> [EXERCISE OBJECTIVE]: Output every record word for word.
>>>
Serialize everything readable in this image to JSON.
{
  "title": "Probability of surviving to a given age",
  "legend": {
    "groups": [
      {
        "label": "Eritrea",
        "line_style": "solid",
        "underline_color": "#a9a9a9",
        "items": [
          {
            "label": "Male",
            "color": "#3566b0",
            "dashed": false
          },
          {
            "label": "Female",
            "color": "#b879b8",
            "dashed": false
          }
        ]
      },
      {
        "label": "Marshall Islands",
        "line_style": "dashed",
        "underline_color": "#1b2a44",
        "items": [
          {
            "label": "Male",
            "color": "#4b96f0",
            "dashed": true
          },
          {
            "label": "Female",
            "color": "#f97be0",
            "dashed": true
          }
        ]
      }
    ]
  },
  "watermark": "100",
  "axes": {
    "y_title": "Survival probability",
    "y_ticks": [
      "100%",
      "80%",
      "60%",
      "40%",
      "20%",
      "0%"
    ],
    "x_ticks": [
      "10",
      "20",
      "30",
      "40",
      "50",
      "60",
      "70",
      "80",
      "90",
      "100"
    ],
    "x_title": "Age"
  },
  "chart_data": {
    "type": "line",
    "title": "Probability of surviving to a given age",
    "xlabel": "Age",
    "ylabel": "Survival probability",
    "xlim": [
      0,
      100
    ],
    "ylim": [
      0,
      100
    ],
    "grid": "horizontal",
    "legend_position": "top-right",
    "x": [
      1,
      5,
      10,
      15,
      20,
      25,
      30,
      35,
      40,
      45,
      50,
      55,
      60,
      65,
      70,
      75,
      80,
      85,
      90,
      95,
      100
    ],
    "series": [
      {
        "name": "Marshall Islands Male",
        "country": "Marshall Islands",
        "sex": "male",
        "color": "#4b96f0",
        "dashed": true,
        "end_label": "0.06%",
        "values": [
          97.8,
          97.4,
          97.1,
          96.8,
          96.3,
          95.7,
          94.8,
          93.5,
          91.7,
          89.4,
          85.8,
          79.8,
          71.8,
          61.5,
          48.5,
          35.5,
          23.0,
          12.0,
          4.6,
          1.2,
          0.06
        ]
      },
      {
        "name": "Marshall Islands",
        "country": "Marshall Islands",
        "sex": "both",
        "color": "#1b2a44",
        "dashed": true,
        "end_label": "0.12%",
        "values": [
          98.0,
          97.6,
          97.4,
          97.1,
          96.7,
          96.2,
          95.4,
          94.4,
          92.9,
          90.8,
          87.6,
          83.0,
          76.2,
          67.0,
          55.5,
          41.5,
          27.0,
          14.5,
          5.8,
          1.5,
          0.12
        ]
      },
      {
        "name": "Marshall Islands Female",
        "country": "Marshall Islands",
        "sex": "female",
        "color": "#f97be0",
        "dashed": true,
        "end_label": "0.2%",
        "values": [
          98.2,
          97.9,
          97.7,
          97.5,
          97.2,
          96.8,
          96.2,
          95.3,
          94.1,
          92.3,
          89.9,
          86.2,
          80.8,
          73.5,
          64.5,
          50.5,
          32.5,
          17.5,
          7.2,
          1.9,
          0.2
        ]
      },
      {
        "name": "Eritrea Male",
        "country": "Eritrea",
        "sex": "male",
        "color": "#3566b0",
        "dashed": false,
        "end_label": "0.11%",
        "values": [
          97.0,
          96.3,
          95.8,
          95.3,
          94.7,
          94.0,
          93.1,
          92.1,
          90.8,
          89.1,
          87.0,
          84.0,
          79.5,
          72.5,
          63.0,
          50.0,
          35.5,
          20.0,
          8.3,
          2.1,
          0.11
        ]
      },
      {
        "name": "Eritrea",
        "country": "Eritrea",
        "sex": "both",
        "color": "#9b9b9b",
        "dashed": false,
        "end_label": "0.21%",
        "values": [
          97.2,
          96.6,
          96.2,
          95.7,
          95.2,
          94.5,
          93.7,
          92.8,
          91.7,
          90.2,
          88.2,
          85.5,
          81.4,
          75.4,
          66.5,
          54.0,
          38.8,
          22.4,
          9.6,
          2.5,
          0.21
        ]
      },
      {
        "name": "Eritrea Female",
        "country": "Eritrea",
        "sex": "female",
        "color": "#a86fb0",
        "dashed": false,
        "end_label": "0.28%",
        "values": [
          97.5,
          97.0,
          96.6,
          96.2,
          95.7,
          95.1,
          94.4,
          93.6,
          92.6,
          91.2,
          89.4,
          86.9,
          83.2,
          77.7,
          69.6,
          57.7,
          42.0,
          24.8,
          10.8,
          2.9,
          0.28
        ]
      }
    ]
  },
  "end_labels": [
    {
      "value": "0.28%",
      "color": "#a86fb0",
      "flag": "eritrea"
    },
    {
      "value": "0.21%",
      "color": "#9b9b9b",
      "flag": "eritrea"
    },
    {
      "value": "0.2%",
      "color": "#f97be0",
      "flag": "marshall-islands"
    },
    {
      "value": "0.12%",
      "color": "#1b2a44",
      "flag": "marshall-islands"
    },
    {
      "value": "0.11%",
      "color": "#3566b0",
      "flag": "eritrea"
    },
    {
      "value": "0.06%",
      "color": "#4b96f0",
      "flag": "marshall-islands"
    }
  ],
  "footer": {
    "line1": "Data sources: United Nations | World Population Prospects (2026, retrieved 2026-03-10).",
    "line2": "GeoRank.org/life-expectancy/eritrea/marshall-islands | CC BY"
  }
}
<<<
> [SOLUTION FOR THIS PROBLEM]:
Serialize everything readable in this image to JSON.
{
  "title": "Probability of surviving to a given age",
  "legend": {
    "groups": [
      {
        "label": "Eritrea",
        "line_style": "solid",
        "underline_color": "#a9a9a9",
        "items": [
          {
            "label": "Male",
            "color": "#3566b0",
            "dashed": false
          },
          {
            "label": "Female",
            "color": "#b879b8",
            "dashed": false
          }
        ]
      },
      {
        "label": "Marshall Islands",
        "line_style": "dashed",
        "underline_color": "#1b2a44",
        "items": [
          {
            "label": "Male",
            "color": "#4b96f0",
            "dashed": true
          },
          {
            "label": "Female",
            "color": "#f97be0",
            "dashed": true
          }
        ]
      }
    ]
  },
  "watermark": "100",
  "axes": {
    "y_title": "Survival probability",
    "y_ticks": [
      "100%",
      "80%",
      "60%",
      "40%",
      "20%",
      "0%"
    ],
    "x_ticks": [
      "10",
      "20",
      "30",
      "40",
      "50",
      "60",
      "70",
      "80",
      "90",
      "100"
    ],
    "x_title": "Age"
  },
  "chart_data": {
    "type": "line",
    "title": "Probability of surviving to a given age",
    "xlabel": "Age",
    "ylabel": "Survival probability",
    "xlim": [
      0,
      100
    ],
    "ylim": [
      0,
      100
    ],
    "grid": "horizontal",
    "legend_position": "top-right",
    "x": [
      1,
      5,
      10,
      15,
      20,
      25,
      30,
      35,
      40,
      45,
      50,
      55,
      60,
      65,
      70,
      75,
      80,
      85,
      90,
      95,
      100
    ],
    "series": [
      {
        "name": "Marshall Islands Male",
        "country": "Marshall Islands",
        "sex": "male",
        "color": "#4b96f0",
        "dashed": true,
        "end_label": "0.06%",
        "values": [
          97.8,
          97.4,
          97.1,
          96.8,
          96.3,
          95.7,
          94.8,
          93.5,
          91.7,
          89.4,
          85.8,
          79.8,
          71.8,
          61.5,
          48.5,
          35.5,
          23.0,
          12.0,
          4.6,
          1.2,
          0.06
        ]
      },
      {
        "name": "Marshall Islands",
        "country": "Marshall Islands",
        "sex": "both",
        "color": "#1b2a44",
        "dashed": true,
        "end_label": "0.12%",
        "values": [
          98.0,
          97.6,
          97.4,
          97.1,
          96.7,
          96.2,
          95.4,
          94.4,
          92.9,
          90.8,
          87.6,
          83.0,
          76.2,
          67.0,
          55.5,
          41.5,
          27.0,
          14.5,
          5.8,
          1.5,
          0.12
        ]
      },
      {
        "name": "Marshall Islands Female",
        "country": "Marshall Islands",
        "sex": "female",
        "color": "#f97be0",
        "dashed": true,
        "end_label": "0.2%",
        "values": [
          98.2,
          97.9,
          97.7,
          97.5,
          97.2,
          96.8,
          96.2,
          95.3,
          94.1,
          92.3,
          89.9,
          86.2,
          80.8,
          73.5,
          64.5,
          50.5,
          32.5,
          17.5,
          7.2,
          1.9,
          0.2
        ]
      },
      {
        "name": "Eritrea Male",
        "country": "Eritrea",
        "sex": "male",
        "color": "#3566b0",
        "dashed": false,
        "end_label": "0.11%",
        "values": [
          97.0,
          96.3,
          95.8,
          95.3,
          94.7,
          94.0,
          93.1,
          92.1,
          90.8,
          89.1,
          87.0,
          84.0,
          79.5,
          72.5,
          63.0,
          50.0,
          35.5,
          20.0,
          8.3,
          2.1,
          0.11
        ]
      },
      {
        "name": "Eritrea",
        "country": "Eritrea",
        "sex": "both",
        "color": "#9b9b9b",
        "dashed": false,
        "end_label": "0.21%",
        "values": [
          97.2,
          96.6,
          96.2,
          95.7,
          95.2,
          94.5,
          93.7,
          92.8,
          91.7,
          90.2,
          88.2,
          85.5,
          81.4,
          75.4,
          66.5,
          54.0,
          38.8,
          22.4,
          9.6,
          2.5,
          0.21
        ]
      },
      {
        "name": "Eritrea Female",
        "country": "Eritrea",
        "sex": "female",
        "color": "#a86fb0",
        "dashed": false,
        "end_label": "0.28%",
        "values": [
          97.5,
          97.0,
          96.6,
          96.2,
          95.7,
          95.1,
          94.4,
          93.6,
          92.6,
          91.2,
          89.4,
          86.9,
          83.2,
          77.7,
          69.6,
          57.7,
          42.0,
          24.8,
          10.8,
          2.9,
          0.28
        ]
      }
    ]
  },
  "end_labels": [
    {
      "value": "0.28%",
      "color": "#a86fb0",
      "flag": "eritrea"
    },
    {
      "value": "0.21%",
      "color": "#9b9b9b",
      "flag": "eritrea"
    },
    {
      "value": "0.2%",
      "color": "#f97be0",
      "flag": "marshall-islands"
    },
    {
      "value": "0.12%",
      "color": "#1b2a44",
      "flag": "marshall-islands"
    },
    {
      "value": "0.11%",
      "color": "#3566b0",
      "flag": "eritrea"
    },
    {
      "value": "0.06%",
      "color": "#4b96f0",
      "flag": "marshall-islands"
    }
  ],
  "footer": {
    "line1": "Data sources: United Nations | World Population Prospects (2026, retrieved 2026-03-10).",
    "line2": "GeoRank.org/life-expectancy/eritrea/marshall-islands | CC BY"
  }
}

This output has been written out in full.